SET PROBLEM ::
Transcribe the material in full. Nothing should differ except that the pictures are left out.
##### DATA PROVIDED
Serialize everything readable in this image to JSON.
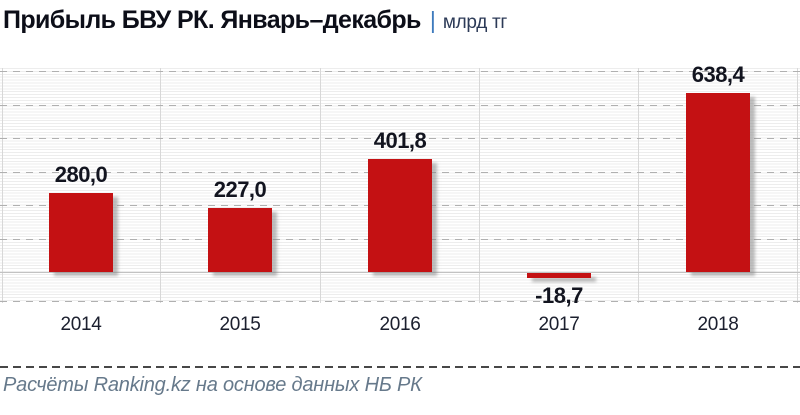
{
  "header": {
    "title": "Прибыль БВУ РК. Январь–декабрь",
    "separator": "|",
    "unit": "млрд тг"
  },
  "chart_data": {
    "type": "bar",
    "title": "Прибыль БВУ РК. Январь–декабрь",
    "unit": "млрд тг",
    "categories": [
      "2014",
      "2015",
      "2016",
      "2017",
      "2018"
    ],
    "values": [
      280.0,
      227.0,
      401.8,
      -18.7,
      638.4
    ],
    "value_labels": [
      "280,0",
      "227,0",
      "401,8",
      "-18,7",
      "638,4"
    ],
    "bar_color": "#c41113",
    "ylim": [
      -100,
      700
    ],
    "grid": "horizontal dashed major gridlines, fine minor lines, vertical category separators",
    "legend": "none",
    "yaxis_tick_labels": "none"
  },
  "footer": {
    "source": "Расчёты Ranking.kz на основе данных НБ РК"
  }
}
##########
TASK ANSWER ::
Serialize everything readable in this image to JSON.
{
  "header": {
    "title": "Прибыль БВУ РК. Январь–декабрь",
    "separator": "|",
    "unit": "млрд тг"
  },
  "chart_data": {
    "type": "bar",
    "title": "Прибыль БВУ РК. Январь–декабрь",
    "unit": "млрд тг",
    "categories": [
      "2014",
      "2015",
      "2016",
      "2017",
      "2018"
    ],
    "values": [
      280.0,
      227.0,
      401.8,
      -18.7,
      638.4
    ],
    "value_labels": [
      "280,0",
      "227,0",
      "401,8",
      "-18,7",
      "638,4"
    ],
    "bar_color": "#c41113",
    "ylim": [
      -100,
      700
    ],
    "grid": "horizontal dashed major gridlines, fine minor lines, vertical category separators",
    "legend": "none",
    "yaxis_tick_labels": "none"
  },
  "footer": {
    "source": "Расчёты Ranking.kz на основе данных НБ РК"
  }
}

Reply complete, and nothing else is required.